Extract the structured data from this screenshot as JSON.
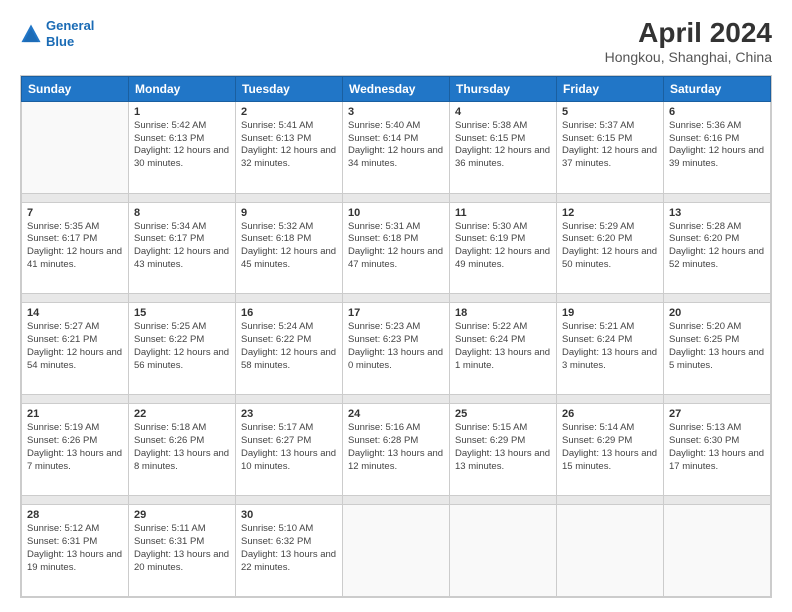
{
  "logo": {
    "line1": "General",
    "line2": "Blue"
  },
  "title": "April 2024",
  "subtitle": "Hongkou, Shanghai, China",
  "days_of_week": [
    "Sunday",
    "Monday",
    "Tuesday",
    "Wednesday",
    "Thursday",
    "Friday",
    "Saturday"
  ],
  "weeks": [
    [
      {
        "num": "",
        "sunrise": "",
        "sunset": "",
        "daylight": ""
      },
      {
        "num": "1",
        "sunrise": "Sunrise: 5:42 AM",
        "sunset": "Sunset: 6:13 PM",
        "daylight": "Daylight: 12 hours and 30 minutes."
      },
      {
        "num": "2",
        "sunrise": "Sunrise: 5:41 AM",
        "sunset": "Sunset: 6:13 PM",
        "daylight": "Daylight: 12 hours and 32 minutes."
      },
      {
        "num": "3",
        "sunrise": "Sunrise: 5:40 AM",
        "sunset": "Sunset: 6:14 PM",
        "daylight": "Daylight: 12 hours and 34 minutes."
      },
      {
        "num": "4",
        "sunrise": "Sunrise: 5:38 AM",
        "sunset": "Sunset: 6:15 PM",
        "daylight": "Daylight: 12 hours and 36 minutes."
      },
      {
        "num": "5",
        "sunrise": "Sunrise: 5:37 AM",
        "sunset": "Sunset: 6:15 PM",
        "daylight": "Daylight: 12 hours and 37 minutes."
      },
      {
        "num": "6",
        "sunrise": "Sunrise: 5:36 AM",
        "sunset": "Sunset: 6:16 PM",
        "daylight": "Daylight: 12 hours and 39 minutes."
      }
    ],
    [
      {
        "num": "7",
        "sunrise": "Sunrise: 5:35 AM",
        "sunset": "Sunset: 6:17 PM",
        "daylight": "Daylight: 12 hours and 41 minutes."
      },
      {
        "num": "8",
        "sunrise": "Sunrise: 5:34 AM",
        "sunset": "Sunset: 6:17 PM",
        "daylight": "Daylight: 12 hours and 43 minutes."
      },
      {
        "num": "9",
        "sunrise": "Sunrise: 5:32 AM",
        "sunset": "Sunset: 6:18 PM",
        "daylight": "Daylight: 12 hours and 45 minutes."
      },
      {
        "num": "10",
        "sunrise": "Sunrise: 5:31 AM",
        "sunset": "Sunset: 6:18 PM",
        "daylight": "Daylight: 12 hours and 47 minutes."
      },
      {
        "num": "11",
        "sunrise": "Sunrise: 5:30 AM",
        "sunset": "Sunset: 6:19 PM",
        "daylight": "Daylight: 12 hours and 49 minutes."
      },
      {
        "num": "12",
        "sunrise": "Sunrise: 5:29 AM",
        "sunset": "Sunset: 6:20 PM",
        "daylight": "Daylight: 12 hours and 50 minutes."
      },
      {
        "num": "13",
        "sunrise": "Sunrise: 5:28 AM",
        "sunset": "Sunset: 6:20 PM",
        "daylight": "Daylight: 12 hours and 52 minutes."
      }
    ],
    [
      {
        "num": "14",
        "sunrise": "Sunrise: 5:27 AM",
        "sunset": "Sunset: 6:21 PM",
        "daylight": "Daylight: 12 hours and 54 minutes."
      },
      {
        "num": "15",
        "sunrise": "Sunrise: 5:25 AM",
        "sunset": "Sunset: 6:22 PM",
        "daylight": "Daylight: 12 hours and 56 minutes."
      },
      {
        "num": "16",
        "sunrise": "Sunrise: 5:24 AM",
        "sunset": "Sunset: 6:22 PM",
        "daylight": "Daylight: 12 hours and 58 minutes."
      },
      {
        "num": "17",
        "sunrise": "Sunrise: 5:23 AM",
        "sunset": "Sunset: 6:23 PM",
        "daylight": "Daylight: 13 hours and 0 minutes."
      },
      {
        "num": "18",
        "sunrise": "Sunrise: 5:22 AM",
        "sunset": "Sunset: 6:24 PM",
        "daylight": "Daylight: 13 hours and 1 minute."
      },
      {
        "num": "19",
        "sunrise": "Sunrise: 5:21 AM",
        "sunset": "Sunset: 6:24 PM",
        "daylight": "Daylight: 13 hours and 3 minutes."
      },
      {
        "num": "20",
        "sunrise": "Sunrise: 5:20 AM",
        "sunset": "Sunset: 6:25 PM",
        "daylight": "Daylight: 13 hours and 5 minutes."
      }
    ],
    [
      {
        "num": "21",
        "sunrise": "Sunrise: 5:19 AM",
        "sunset": "Sunset: 6:26 PM",
        "daylight": "Daylight: 13 hours and 7 minutes."
      },
      {
        "num": "22",
        "sunrise": "Sunrise: 5:18 AM",
        "sunset": "Sunset: 6:26 PM",
        "daylight": "Daylight: 13 hours and 8 minutes."
      },
      {
        "num": "23",
        "sunrise": "Sunrise: 5:17 AM",
        "sunset": "Sunset: 6:27 PM",
        "daylight": "Daylight: 13 hours and 10 minutes."
      },
      {
        "num": "24",
        "sunrise": "Sunrise: 5:16 AM",
        "sunset": "Sunset: 6:28 PM",
        "daylight": "Daylight: 13 hours and 12 minutes."
      },
      {
        "num": "25",
        "sunrise": "Sunrise: 5:15 AM",
        "sunset": "Sunset: 6:29 PM",
        "daylight": "Daylight: 13 hours and 13 minutes."
      },
      {
        "num": "26",
        "sunrise": "Sunrise: 5:14 AM",
        "sunset": "Sunset: 6:29 PM",
        "daylight": "Daylight: 13 hours and 15 minutes."
      },
      {
        "num": "27",
        "sunrise": "Sunrise: 5:13 AM",
        "sunset": "Sunset: 6:30 PM",
        "daylight": "Daylight: 13 hours and 17 minutes."
      }
    ],
    [
      {
        "num": "28",
        "sunrise": "Sunrise: 5:12 AM",
        "sunset": "Sunset: 6:31 PM",
        "daylight": "Daylight: 13 hours and 19 minutes."
      },
      {
        "num": "29",
        "sunrise": "Sunrise: 5:11 AM",
        "sunset": "Sunset: 6:31 PM",
        "daylight": "Daylight: 13 hours and 20 minutes."
      },
      {
        "num": "30",
        "sunrise": "Sunrise: 5:10 AM",
        "sunset": "Sunset: 6:32 PM",
        "daylight": "Daylight: 13 hours and 22 minutes."
      },
      {
        "num": "",
        "sunrise": "",
        "sunset": "",
        "daylight": ""
      },
      {
        "num": "",
        "sunrise": "",
        "sunset": "",
        "daylight": ""
      },
      {
        "num": "",
        "sunrise": "",
        "sunset": "",
        "daylight": ""
      },
      {
        "num": "",
        "sunrise": "",
        "sunset": "",
        "daylight": ""
      }
    ]
  ]
}
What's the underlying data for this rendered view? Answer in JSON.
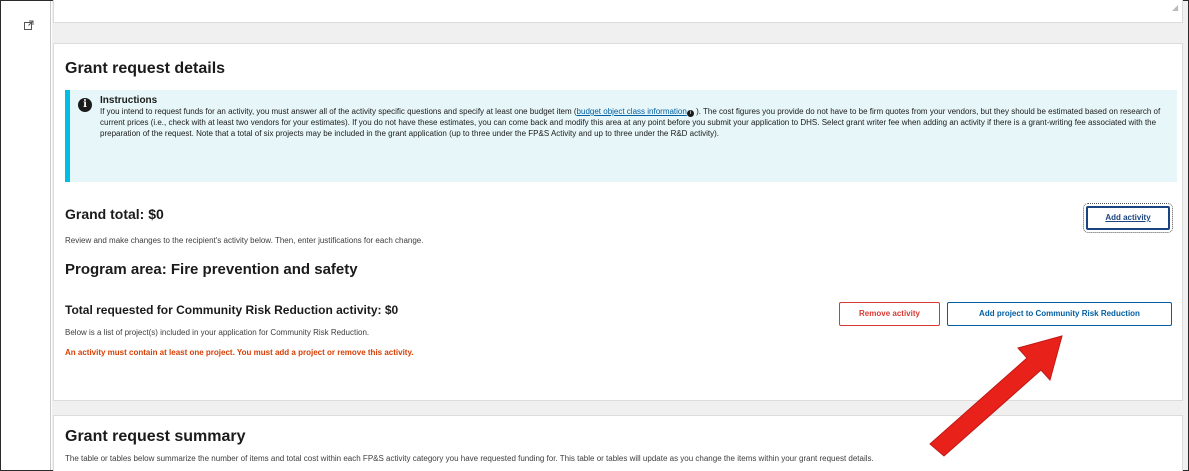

Exercise description → Scan the material for lines with the word "data", and copy each line you find.

Exercise output →
Extract the structured data from this screenshot as JSON.
What's the underlying data for this rendered view? Answer in JSON.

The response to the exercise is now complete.